*REQUIRED WORK*
Write the entries out again exactly as they stand, but without the pictures.

* Begin SOURCE MATERIAL *

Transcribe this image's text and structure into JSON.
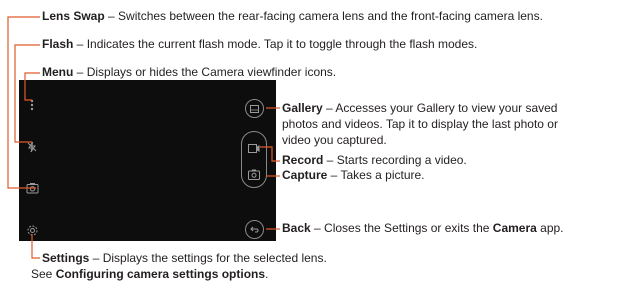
{
  "annotations": {
    "lens_swap": {
      "title": "Lens Swap",
      "sep": " – ",
      "desc": "Switches between the rear-facing camera lens and the front-facing camera lens."
    },
    "flash": {
      "title": "Flash",
      "sep": " – ",
      "desc": "Indicates the current flash mode. Tap it to toggle through the flash modes."
    },
    "menu": {
      "title": "Menu",
      "sep": " – ",
      "desc": "Displays or hides the Camera viewfinder icons."
    },
    "gallery": {
      "title": "Gallery",
      "sep": " – ",
      "desc_line1": "Accesses your Gallery to view your saved",
      "desc_line2": "photos and videos. Tap it to display the last photo or",
      "desc_line3": "video you captured."
    },
    "record": {
      "title": "Record",
      "sep": " – ",
      "desc": "Starts recording a video."
    },
    "capture": {
      "title": "Capture",
      "sep": " – ",
      "desc": "Takes a picture."
    },
    "back": {
      "title": "Back",
      "sep": " – ",
      "desc_pre": "Closes the Settings or exits the ",
      "desc_bold": "Camera",
      "desc_post": " app."
    },
    "settings": {
      "title": "Settings",
      "sep": " – ",
      "desc_line1": "Displays the settings for the selected lens.",
      "desc_line2_pre": "See ",
      "desc_line2_bold": "Configuring camera settings options",
      "desc_line2_post": "."
    }
  },
  "icons": {
    "menu": "menu-dots-icon",
    "flash": "flash-off-icon",
    "lens_swap": "lens-swap-icon",
    "settings": "gear-icon",
    "gallery": "gallery-icon",
    "record": "video-record-icon",
    "capture": "camera-capture-icon",
    "back": "back-arrow-icon"
  },
  "colors": {
    "viewfinder": "#0d0d0d",
    "callout_line": "#e05a2a",
    "icon": "#9a9a9a"
  }
}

* End SOURCE MATERIAL *

*SOLUTION FOR THIS PROBLEM*
Transcribe this image's text and structure into JSON.
{
  "annotations": {
    "lens_swap": {
      "title": "Lens Swap",
      "sep": " – ",
      "desc": "Switches between the rear-facing camera lens and the front-facing camera lens."
    },
    "flash": {
      "title": "Flash",
      "sep": " – ",
      "desc": "Indicates the current flash mode. Tap it to toggle through the flash modes."
    },
    "menu": {
      "title": "Menu",
      "sep": " – ",
      "desc": "Displays or hides the Camera viewfinder icons."
    },
    "gallery": {
      "title": "Gallery",
      "sep": " – ",
      "desc_line1": "Accesses your Gallery to view your saved",
      "desc_line2": "photos and videos. Tap it to display the last photo or",
      "desc_line3": "video you captured."
    },
    "record": {
      "title": "Record",
      "sep": " – ",
      "desc": "Starts recording a video."
    },
    "capture": {
      "title": "Capture",
      "sep": " – ",
      "desc": "Takes a picture."
    },
    "back": {
      "title": "Back",
      "sep": " – ",
      "desc_pre": "Closes the Settings or exits the ",
      "desc_bold": "Camera",
      "desc_post": " app."
    },
    "settings": {
      "title": "Settings",
      "sep": " – ",
      "desc_line1": "Displays the settings for the selected lens.",
      "desc_line2_pre": "See ",
      "desc_line2_bold": "Configuring camera settings options",
      "desc_line2_post": "."
    }
  },
  "icons": {
    "menu": "menu-dots-icon",
    "flash": "flash-off-icon",
    "lens_swap": "lens-swap-icon",
    "settings": "gear-icon",
    "gallery": "gallery-icon",
    "record": "video-record-icon",
    "capture": "camera-capture-icon",
    "back": "back-arrow-icon"
  },
  "colors": {
    "viewfinder": "#0d0d0d",
    "callout_line": "#e05a2a",
    "icon": "#9a9a9a"
  }
}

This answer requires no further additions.